>> BEGIN

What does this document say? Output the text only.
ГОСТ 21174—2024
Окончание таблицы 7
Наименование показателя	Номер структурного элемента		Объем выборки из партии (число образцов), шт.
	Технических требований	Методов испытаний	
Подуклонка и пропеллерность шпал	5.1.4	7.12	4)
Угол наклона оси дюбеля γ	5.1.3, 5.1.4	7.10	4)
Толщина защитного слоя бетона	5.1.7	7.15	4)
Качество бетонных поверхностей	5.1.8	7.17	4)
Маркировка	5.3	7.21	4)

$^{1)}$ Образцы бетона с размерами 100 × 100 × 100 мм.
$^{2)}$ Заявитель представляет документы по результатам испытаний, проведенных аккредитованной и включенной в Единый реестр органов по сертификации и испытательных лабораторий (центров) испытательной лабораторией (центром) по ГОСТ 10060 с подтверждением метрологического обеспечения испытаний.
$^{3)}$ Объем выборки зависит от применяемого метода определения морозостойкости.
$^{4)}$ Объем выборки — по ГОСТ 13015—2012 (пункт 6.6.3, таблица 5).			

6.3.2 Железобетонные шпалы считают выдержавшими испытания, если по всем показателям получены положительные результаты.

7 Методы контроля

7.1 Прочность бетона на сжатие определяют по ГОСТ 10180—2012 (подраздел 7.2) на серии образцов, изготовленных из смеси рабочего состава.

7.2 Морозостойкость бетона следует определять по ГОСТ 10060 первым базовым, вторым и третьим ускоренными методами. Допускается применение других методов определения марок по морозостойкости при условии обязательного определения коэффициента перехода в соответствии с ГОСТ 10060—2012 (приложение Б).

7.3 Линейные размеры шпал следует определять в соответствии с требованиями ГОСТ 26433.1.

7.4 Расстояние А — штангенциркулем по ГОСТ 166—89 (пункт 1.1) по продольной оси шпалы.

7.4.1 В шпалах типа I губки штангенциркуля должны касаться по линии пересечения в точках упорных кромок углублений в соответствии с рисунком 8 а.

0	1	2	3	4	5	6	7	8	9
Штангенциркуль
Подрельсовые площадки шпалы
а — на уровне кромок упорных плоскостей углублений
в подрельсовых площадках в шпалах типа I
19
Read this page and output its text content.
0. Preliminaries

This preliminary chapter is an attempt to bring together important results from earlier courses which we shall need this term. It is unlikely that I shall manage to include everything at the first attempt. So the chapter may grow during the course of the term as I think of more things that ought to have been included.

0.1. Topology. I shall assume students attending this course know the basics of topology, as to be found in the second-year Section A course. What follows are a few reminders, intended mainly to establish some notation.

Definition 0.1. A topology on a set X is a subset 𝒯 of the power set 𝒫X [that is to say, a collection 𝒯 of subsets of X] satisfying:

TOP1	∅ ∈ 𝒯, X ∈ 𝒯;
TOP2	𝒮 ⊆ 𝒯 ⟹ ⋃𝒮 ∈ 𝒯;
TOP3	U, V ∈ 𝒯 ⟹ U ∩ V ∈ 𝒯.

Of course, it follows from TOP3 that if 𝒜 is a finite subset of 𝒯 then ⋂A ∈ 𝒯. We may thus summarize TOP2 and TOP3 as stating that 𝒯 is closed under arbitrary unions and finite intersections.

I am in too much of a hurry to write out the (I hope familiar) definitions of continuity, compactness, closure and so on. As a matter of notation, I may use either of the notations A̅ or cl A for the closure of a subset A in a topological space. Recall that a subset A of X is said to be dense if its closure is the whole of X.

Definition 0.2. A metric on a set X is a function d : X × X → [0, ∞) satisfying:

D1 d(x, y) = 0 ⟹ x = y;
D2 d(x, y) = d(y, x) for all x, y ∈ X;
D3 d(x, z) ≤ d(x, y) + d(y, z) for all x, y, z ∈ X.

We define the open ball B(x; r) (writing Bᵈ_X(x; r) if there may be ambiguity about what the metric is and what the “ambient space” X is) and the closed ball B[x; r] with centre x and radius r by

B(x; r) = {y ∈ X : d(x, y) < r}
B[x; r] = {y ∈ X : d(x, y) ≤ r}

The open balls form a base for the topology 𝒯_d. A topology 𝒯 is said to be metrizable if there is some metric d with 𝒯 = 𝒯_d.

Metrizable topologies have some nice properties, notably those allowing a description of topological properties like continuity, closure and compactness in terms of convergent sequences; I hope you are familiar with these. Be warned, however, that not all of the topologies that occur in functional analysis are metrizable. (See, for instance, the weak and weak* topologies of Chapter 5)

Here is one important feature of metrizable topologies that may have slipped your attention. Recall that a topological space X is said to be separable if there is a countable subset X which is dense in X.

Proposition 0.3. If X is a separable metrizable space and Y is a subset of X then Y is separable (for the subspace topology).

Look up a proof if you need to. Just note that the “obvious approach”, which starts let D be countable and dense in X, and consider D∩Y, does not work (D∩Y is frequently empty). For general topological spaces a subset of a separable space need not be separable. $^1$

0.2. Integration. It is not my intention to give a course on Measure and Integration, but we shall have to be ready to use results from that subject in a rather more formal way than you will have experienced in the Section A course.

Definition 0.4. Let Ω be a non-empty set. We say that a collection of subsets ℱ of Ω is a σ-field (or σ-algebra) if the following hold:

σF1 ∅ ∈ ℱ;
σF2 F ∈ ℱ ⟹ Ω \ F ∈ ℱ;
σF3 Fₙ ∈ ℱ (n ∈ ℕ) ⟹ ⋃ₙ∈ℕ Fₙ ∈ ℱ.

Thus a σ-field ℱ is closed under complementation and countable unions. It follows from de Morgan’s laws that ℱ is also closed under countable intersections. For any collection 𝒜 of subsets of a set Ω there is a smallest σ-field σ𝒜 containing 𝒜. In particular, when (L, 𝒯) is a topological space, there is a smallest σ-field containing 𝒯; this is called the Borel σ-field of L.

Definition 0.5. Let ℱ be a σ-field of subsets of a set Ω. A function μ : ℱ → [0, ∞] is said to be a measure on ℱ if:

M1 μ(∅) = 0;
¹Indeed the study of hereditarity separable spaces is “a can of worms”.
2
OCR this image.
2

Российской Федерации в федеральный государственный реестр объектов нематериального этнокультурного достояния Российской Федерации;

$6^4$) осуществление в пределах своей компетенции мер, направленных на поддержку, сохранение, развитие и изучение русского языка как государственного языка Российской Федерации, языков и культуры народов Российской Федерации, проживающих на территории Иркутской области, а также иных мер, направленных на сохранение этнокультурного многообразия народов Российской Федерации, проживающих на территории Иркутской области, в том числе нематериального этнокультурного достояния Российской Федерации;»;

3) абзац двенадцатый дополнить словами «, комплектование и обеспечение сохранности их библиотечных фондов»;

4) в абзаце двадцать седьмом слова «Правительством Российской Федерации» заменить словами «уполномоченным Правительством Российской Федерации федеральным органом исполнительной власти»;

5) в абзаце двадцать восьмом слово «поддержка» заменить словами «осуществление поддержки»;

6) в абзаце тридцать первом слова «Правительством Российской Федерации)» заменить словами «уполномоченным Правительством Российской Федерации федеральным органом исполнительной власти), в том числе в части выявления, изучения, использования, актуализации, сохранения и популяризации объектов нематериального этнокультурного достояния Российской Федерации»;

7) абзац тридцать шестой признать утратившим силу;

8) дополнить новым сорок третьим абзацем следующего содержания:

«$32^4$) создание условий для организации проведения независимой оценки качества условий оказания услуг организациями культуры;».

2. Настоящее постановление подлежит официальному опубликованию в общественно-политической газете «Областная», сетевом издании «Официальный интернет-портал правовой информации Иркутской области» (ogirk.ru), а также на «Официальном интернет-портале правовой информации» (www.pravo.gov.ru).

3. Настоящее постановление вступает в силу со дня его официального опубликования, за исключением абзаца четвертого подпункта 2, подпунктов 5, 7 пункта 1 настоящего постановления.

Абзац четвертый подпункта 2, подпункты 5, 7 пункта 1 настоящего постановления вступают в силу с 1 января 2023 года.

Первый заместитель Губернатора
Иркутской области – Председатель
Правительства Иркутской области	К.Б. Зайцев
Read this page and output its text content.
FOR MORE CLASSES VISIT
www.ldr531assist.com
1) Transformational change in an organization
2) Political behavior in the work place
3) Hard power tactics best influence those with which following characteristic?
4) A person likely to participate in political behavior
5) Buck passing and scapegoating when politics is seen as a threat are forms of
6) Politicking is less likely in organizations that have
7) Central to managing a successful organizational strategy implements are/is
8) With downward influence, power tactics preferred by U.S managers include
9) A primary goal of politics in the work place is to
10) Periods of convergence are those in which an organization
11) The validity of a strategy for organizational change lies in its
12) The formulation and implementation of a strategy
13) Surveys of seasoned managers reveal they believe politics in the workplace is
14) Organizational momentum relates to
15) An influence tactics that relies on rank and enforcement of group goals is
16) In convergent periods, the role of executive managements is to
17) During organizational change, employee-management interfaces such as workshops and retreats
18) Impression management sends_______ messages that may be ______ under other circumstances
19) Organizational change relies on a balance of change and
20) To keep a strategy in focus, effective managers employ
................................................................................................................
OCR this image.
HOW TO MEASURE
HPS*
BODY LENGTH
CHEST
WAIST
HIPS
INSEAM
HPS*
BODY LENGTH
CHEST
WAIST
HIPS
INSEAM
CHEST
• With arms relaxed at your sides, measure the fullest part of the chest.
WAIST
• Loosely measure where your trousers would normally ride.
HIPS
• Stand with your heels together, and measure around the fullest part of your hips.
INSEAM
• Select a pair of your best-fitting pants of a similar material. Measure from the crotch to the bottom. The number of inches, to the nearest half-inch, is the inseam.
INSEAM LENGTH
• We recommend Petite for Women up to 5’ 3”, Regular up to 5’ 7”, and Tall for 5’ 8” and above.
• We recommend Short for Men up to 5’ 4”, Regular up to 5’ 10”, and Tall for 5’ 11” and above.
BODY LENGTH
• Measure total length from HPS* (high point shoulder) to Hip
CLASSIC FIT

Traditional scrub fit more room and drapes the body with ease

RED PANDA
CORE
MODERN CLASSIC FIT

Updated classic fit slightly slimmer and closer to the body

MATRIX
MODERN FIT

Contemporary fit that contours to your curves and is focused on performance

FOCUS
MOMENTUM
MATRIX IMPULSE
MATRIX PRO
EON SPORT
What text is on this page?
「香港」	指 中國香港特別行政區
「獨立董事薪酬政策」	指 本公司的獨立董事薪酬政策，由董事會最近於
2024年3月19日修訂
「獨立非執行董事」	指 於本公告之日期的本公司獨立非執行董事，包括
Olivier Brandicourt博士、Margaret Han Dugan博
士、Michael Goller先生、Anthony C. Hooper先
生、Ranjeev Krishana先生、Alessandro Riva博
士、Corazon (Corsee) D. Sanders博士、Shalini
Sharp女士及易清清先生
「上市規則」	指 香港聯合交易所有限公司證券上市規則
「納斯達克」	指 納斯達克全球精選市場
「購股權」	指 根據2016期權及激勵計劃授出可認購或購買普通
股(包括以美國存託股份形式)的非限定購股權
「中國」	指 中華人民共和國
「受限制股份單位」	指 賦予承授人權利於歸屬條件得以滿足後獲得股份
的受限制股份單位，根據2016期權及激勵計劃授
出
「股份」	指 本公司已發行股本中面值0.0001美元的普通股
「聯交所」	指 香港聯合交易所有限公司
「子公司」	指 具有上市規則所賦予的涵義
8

>> END

WORK TO COMPLETE | Look through the data above. Copy every line with the string "реестр" in it.

RESPONSE TO THE EXERCISE |
$^{2)}$ Заявитель представляет документы по результатам испытаний, проведенных аккредитованной и включенной в Единый реестр органов по сертификации и испытательных лабораторий (центров) испытательной лабораторией (центром) по ГОСТ 10060 с подтверждением метрологического обеспечения испытаний.
Российской Федерации в федеральный государственный реестр объектов нематериального этнокультурного достояния Российской Федерации;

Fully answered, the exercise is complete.